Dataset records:
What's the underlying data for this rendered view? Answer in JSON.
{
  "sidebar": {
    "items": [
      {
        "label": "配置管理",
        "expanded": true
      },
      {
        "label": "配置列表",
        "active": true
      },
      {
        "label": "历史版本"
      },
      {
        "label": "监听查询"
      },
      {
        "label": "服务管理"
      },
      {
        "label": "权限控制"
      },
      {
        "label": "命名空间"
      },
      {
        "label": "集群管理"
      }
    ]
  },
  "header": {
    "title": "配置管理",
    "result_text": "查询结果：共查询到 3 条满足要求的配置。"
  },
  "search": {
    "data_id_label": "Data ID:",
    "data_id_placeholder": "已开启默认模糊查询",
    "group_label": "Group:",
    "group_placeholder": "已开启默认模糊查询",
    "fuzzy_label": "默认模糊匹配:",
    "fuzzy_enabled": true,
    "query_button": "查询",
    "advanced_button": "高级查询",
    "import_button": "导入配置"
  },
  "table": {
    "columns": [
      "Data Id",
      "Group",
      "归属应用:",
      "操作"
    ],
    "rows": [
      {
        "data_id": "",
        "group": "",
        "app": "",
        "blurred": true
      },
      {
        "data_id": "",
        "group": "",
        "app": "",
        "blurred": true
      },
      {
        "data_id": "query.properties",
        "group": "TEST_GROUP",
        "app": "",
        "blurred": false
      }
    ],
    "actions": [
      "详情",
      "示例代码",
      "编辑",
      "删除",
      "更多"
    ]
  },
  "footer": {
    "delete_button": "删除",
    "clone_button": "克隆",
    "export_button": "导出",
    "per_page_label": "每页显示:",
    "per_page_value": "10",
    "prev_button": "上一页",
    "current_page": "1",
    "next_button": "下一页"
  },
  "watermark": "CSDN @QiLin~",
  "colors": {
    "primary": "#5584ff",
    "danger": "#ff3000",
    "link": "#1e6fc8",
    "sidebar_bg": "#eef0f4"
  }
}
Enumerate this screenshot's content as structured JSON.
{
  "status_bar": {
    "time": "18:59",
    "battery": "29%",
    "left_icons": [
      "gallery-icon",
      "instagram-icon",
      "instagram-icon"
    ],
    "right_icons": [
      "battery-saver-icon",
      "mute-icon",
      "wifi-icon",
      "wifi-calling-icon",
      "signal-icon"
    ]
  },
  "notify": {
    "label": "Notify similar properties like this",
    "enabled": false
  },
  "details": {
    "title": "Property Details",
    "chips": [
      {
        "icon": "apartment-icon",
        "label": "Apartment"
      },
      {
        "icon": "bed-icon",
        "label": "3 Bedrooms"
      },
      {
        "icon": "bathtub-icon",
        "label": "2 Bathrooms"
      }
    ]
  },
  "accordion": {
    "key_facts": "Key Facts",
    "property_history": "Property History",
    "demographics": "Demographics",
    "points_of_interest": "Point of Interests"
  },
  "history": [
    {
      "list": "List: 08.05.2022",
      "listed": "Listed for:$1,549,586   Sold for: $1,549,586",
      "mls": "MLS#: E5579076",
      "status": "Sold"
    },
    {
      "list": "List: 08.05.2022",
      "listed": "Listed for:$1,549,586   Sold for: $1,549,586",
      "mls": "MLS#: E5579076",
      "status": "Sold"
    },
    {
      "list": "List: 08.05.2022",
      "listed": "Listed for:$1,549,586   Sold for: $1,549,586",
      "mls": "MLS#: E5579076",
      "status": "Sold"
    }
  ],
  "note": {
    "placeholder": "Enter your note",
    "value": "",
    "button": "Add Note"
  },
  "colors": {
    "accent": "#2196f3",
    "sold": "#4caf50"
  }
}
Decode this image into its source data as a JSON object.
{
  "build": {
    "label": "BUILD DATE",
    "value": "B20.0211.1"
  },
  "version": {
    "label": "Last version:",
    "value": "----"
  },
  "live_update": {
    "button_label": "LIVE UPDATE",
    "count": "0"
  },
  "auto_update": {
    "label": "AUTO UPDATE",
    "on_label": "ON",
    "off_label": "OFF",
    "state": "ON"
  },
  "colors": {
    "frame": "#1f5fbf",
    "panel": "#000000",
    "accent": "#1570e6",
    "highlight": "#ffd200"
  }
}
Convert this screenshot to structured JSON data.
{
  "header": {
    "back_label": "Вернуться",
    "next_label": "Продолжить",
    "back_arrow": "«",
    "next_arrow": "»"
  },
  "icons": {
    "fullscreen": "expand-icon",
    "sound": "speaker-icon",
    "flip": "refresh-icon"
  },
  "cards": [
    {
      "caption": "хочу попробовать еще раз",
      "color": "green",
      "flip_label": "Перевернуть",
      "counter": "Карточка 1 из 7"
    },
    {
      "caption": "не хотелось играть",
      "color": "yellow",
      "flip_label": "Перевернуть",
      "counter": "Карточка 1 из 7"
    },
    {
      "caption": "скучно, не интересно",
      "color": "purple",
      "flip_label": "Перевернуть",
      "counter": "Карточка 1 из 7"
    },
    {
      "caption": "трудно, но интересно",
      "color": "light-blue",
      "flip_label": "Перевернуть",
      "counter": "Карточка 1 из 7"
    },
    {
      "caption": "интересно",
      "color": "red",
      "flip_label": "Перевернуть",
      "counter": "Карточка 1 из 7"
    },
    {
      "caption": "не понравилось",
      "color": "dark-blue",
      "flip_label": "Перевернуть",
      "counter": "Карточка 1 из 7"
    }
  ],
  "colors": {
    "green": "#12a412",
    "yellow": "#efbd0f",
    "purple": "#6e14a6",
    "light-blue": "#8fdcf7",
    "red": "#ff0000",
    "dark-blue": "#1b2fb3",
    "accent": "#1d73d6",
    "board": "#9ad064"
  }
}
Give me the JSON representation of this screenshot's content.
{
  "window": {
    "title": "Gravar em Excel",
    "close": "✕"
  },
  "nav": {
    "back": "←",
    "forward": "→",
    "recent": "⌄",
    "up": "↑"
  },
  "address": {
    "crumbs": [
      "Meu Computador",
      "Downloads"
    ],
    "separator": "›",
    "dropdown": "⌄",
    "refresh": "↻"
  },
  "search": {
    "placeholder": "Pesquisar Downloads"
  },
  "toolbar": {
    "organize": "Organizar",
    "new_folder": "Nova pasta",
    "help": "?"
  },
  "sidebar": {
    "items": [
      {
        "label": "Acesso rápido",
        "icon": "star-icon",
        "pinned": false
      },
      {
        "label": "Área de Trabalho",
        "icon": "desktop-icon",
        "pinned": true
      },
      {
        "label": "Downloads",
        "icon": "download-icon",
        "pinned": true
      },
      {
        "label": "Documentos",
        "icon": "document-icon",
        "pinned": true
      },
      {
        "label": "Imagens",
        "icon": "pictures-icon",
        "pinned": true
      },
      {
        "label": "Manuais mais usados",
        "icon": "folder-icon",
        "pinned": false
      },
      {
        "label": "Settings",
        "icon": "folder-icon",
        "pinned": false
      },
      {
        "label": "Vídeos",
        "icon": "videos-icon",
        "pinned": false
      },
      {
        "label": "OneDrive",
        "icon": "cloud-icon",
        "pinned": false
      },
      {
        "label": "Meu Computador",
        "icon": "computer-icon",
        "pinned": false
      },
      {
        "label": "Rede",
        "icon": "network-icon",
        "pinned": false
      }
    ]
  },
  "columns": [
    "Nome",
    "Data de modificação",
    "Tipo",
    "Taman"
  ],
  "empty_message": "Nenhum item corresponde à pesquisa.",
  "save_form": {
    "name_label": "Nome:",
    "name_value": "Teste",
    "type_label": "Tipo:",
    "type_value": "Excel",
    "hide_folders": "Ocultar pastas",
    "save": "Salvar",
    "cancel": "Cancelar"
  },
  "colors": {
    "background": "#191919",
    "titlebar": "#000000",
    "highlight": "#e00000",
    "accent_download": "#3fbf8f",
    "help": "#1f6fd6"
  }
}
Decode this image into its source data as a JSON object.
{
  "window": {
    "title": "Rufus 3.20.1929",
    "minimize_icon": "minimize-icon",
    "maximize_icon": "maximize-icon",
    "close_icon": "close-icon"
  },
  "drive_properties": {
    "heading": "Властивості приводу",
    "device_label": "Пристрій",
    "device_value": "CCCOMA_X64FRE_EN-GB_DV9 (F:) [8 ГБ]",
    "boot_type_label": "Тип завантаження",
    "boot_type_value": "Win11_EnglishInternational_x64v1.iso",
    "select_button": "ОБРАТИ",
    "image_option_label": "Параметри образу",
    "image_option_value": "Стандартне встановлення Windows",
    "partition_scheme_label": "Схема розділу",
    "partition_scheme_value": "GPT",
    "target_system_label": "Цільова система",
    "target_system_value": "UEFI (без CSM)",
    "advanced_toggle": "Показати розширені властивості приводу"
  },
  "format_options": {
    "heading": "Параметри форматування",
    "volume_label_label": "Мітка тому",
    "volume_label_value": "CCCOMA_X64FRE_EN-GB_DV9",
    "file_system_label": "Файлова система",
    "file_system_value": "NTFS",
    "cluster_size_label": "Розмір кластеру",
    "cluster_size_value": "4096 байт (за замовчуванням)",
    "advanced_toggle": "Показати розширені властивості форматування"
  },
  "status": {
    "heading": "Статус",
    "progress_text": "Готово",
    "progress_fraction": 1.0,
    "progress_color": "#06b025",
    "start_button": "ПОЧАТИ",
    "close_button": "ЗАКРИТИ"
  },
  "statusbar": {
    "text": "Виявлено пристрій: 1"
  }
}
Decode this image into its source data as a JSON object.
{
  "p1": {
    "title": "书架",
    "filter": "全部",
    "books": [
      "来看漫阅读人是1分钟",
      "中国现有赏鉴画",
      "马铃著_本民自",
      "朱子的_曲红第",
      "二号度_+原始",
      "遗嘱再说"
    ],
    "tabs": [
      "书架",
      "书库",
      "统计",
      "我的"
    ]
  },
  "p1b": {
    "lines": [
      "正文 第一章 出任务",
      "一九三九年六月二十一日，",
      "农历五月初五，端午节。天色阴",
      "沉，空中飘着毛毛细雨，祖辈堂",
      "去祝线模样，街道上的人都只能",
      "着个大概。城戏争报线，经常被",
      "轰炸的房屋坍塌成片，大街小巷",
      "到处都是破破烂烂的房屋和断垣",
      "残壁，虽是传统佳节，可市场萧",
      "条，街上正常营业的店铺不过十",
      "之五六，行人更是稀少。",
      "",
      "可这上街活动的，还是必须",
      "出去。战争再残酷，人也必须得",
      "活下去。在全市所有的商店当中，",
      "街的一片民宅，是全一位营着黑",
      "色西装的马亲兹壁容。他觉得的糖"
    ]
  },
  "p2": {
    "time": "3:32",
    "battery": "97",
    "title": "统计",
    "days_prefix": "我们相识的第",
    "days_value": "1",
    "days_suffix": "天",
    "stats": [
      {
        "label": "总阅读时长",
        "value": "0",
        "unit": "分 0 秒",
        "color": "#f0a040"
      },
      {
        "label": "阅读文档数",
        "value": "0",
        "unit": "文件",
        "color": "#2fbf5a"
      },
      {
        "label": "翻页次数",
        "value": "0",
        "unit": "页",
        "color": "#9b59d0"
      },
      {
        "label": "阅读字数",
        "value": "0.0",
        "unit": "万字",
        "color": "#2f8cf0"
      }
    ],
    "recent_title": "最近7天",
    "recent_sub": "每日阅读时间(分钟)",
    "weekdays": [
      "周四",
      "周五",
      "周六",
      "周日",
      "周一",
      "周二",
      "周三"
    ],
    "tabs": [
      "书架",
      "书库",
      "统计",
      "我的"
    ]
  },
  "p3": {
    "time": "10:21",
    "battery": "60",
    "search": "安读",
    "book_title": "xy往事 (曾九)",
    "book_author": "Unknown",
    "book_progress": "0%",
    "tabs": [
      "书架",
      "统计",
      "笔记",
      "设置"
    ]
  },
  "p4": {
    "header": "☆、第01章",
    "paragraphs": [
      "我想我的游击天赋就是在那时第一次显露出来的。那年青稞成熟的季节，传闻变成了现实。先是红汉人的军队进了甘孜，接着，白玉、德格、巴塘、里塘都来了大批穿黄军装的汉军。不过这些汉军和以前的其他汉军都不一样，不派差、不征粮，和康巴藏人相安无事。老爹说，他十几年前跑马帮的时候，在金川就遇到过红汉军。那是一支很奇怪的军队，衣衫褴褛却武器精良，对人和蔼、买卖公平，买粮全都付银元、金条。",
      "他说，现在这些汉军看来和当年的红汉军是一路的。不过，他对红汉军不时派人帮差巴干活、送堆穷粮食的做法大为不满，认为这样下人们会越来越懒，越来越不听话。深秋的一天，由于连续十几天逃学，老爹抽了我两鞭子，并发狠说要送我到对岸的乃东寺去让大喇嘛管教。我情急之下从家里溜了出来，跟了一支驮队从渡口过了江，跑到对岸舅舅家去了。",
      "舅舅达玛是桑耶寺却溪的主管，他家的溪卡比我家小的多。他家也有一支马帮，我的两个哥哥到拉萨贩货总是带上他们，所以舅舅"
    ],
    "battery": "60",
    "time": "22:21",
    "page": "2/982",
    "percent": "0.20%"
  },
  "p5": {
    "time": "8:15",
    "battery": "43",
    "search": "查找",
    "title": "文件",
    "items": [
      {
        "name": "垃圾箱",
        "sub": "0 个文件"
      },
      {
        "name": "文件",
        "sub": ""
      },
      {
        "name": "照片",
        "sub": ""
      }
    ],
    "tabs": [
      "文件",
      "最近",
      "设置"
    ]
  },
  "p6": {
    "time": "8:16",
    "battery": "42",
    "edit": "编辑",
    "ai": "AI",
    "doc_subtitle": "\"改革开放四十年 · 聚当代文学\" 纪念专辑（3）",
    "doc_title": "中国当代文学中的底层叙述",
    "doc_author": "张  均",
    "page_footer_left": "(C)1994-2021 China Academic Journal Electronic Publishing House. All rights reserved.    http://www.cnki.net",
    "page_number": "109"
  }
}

REQUIREMENT: Only lines with the word "интересно" should be collected from the material.

WRITTEN REPLY:
      "caption": "скучно, не интересно",
      "caption": "трудно, но интересно",
      "caption": "интересно",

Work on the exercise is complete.